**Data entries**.
↓↓↓

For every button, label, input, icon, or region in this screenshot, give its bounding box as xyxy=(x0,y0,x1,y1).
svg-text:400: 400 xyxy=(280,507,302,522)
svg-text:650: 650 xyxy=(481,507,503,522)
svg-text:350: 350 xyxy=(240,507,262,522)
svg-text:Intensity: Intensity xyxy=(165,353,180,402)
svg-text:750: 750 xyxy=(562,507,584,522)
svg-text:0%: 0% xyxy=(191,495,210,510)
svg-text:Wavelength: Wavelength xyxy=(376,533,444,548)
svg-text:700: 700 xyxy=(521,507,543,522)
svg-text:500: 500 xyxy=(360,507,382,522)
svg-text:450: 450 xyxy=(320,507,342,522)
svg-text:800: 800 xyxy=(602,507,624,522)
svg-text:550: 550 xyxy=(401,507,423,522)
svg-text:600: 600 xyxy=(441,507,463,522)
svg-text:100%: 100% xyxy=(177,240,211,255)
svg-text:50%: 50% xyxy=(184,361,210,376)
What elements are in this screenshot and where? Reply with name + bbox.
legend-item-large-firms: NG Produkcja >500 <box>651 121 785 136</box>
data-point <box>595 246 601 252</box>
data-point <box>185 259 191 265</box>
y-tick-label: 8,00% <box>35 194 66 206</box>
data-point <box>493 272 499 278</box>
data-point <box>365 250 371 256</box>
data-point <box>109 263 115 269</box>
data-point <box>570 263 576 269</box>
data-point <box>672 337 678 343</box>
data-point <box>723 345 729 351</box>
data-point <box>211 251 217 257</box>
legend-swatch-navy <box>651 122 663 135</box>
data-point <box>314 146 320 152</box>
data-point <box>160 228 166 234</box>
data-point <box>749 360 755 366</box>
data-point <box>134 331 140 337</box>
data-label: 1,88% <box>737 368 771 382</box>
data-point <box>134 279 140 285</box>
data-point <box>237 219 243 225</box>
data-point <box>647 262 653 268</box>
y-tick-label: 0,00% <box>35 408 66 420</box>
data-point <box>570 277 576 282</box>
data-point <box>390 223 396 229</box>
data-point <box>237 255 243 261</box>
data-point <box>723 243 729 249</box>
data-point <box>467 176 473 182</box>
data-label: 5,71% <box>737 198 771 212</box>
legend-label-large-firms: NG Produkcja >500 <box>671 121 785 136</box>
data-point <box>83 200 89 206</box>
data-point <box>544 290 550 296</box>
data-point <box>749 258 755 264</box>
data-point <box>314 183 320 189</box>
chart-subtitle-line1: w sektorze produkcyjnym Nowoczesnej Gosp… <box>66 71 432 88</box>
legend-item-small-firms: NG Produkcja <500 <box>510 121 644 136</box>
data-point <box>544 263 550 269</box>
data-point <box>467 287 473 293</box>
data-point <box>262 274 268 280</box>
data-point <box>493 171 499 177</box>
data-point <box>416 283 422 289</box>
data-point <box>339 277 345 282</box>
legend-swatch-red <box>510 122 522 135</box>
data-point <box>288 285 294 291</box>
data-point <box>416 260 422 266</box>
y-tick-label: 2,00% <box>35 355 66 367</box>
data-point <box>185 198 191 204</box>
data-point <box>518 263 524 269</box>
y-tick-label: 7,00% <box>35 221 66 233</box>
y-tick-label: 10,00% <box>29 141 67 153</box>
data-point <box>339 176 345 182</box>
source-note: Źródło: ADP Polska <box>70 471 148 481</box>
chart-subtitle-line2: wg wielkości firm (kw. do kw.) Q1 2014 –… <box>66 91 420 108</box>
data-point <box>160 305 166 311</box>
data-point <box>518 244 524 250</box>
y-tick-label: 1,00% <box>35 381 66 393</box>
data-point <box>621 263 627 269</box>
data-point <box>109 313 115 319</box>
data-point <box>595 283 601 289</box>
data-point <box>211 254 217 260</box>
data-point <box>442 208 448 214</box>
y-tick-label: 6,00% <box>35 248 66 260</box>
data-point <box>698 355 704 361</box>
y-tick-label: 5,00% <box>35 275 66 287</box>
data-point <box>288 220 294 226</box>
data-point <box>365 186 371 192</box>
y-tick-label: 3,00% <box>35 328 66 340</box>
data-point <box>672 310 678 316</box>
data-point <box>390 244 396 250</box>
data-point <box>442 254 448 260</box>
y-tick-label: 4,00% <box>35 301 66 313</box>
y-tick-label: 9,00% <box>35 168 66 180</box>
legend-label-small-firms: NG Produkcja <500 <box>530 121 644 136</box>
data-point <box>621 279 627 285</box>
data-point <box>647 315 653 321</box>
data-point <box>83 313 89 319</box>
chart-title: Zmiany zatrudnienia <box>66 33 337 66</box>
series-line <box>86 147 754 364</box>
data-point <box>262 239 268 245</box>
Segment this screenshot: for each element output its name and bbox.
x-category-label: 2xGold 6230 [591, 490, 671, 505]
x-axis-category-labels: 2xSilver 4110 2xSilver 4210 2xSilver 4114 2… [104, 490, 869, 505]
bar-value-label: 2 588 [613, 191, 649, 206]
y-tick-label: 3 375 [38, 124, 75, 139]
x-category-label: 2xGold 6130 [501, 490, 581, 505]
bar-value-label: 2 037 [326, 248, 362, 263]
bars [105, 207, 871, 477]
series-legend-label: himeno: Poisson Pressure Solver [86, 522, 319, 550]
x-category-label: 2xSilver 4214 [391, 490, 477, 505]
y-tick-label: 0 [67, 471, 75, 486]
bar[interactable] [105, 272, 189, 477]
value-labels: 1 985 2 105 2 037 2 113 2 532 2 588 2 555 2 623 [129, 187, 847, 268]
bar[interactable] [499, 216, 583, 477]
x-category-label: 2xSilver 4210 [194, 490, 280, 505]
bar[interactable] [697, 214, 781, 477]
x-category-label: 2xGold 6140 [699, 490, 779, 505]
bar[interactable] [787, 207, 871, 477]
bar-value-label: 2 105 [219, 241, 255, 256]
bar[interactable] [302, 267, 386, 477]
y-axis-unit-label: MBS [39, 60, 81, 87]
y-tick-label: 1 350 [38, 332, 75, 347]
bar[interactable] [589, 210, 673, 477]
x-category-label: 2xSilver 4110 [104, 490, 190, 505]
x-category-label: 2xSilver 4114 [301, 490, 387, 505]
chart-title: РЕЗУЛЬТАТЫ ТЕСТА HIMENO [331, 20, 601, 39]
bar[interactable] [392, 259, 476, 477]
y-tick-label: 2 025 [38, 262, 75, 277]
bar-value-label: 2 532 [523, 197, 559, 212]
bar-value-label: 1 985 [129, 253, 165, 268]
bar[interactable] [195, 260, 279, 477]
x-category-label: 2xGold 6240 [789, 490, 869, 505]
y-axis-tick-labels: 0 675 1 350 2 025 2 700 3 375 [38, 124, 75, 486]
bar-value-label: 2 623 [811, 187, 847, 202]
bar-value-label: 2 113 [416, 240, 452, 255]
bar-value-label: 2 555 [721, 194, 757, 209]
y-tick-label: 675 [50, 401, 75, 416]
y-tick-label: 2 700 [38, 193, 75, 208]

↑↑↑

Copy out the items word for word, from the very first line down to and including the line that contains "data-point <box>544 263 550 269</box>".

For every button, label, input, icon, or region in this screenshot, give its bounding box as xyxy=(x0,y0,x1,y1).
svg-text:400: 400 xyxy=(280,507,302,522)
svg-text:650: 650 xyxy=(481,507,503,522)
svg-text:350: 350 xyxy=(240,507,262,522)
svg-text:Intensity: Intensity xyxy=(165,353,180,402)
svg-text:750: 750 xyxy=(562,507,584,522)
svg-text:0%: 0% xyxy=(191,495,210,510)
svg-text:Wavelength: Wavelength xyxy=(376,533,444,548)
svg-text:700: 700 xyxy=(521,507,543,522)
svg-text:500: 500 xyxy=(360,507,382,522)
svg-text:450: 450 xyxy=(320,507,342,522)
svg-text:800: 800 xyxy=(602,507,624,522)
svg-text:550: 550 xyxy=(401,507,423,522)
svg-text:600: 600 xyxy=(441,507,463,522)
svg-text:100%: 100% xyxy=(177,240,211,255)
svg-text:50%: 50% xyxy=(184,361,210,376)
What elements are in this screenshot and where? Reply with name + bbox.
legend-item-large-firms: NG Produkcja >500 <box>651 121 785 136</box>
data-point <box>595 246 601 252</box>
data-point <box>185 259 191 265</box>
y-tick-label: 8,00% <box>35 194 66 206</box>
data-point <box>493 272 499 278</box>
data-point <box>365 250 371 256</box>
data-point <box>109 263 115 269</box>
data-point <box>570 263 576 269</box>
data-point <box>672 337 678 343</box>
data-point <box>723 345 729 351</box>
data-point <box>211 251 217 257</box>
legend-swatch-navy <box>651 122 663 135</box>
data-point <box>314 146 320 152</box>
data-point <box>160 228 166 234</box>
data-point <box>749 360 755 366</box>
data-point <box>134 331 140 337</box>
data-label: 1,88% <box>737 368 771 382</box>
data-point <box>134 279 140 285</box>
data-point <box>237 219 243 225</box>
data-point <box>647 262 653 268</box>
y-tick-label: 0,00% <box>35 408 66 420</box>
data-point <box>570 277 576 282</box>
data-point <box>390 223 396 229</box>
data-point <box>237 255 243 261</box>
data-point <box>723 243 729 249</box>
data-point <box>467 176 473 182</box>
data-label: 5,71% <box>737 198 771 212</box>
legend-label-large-firms: NG Produkcja >500 <box>671 121 785 136</box>
data-point <box>83 200 89 206</box>
data-point <box>544 290 550 296</box>
data-point <box>749 258 755 264</box>
data-point <box>314 183 320 189</box>
chart-subtitle-line1: w sektorze produkcyjnym Nowoczesnej Gosp… <box>66 71 432 88</box>
legend-item-small-firms: NG Produkcja <500 <box>510 121 644 136</box>
data-point <box>544 263 550 269</box>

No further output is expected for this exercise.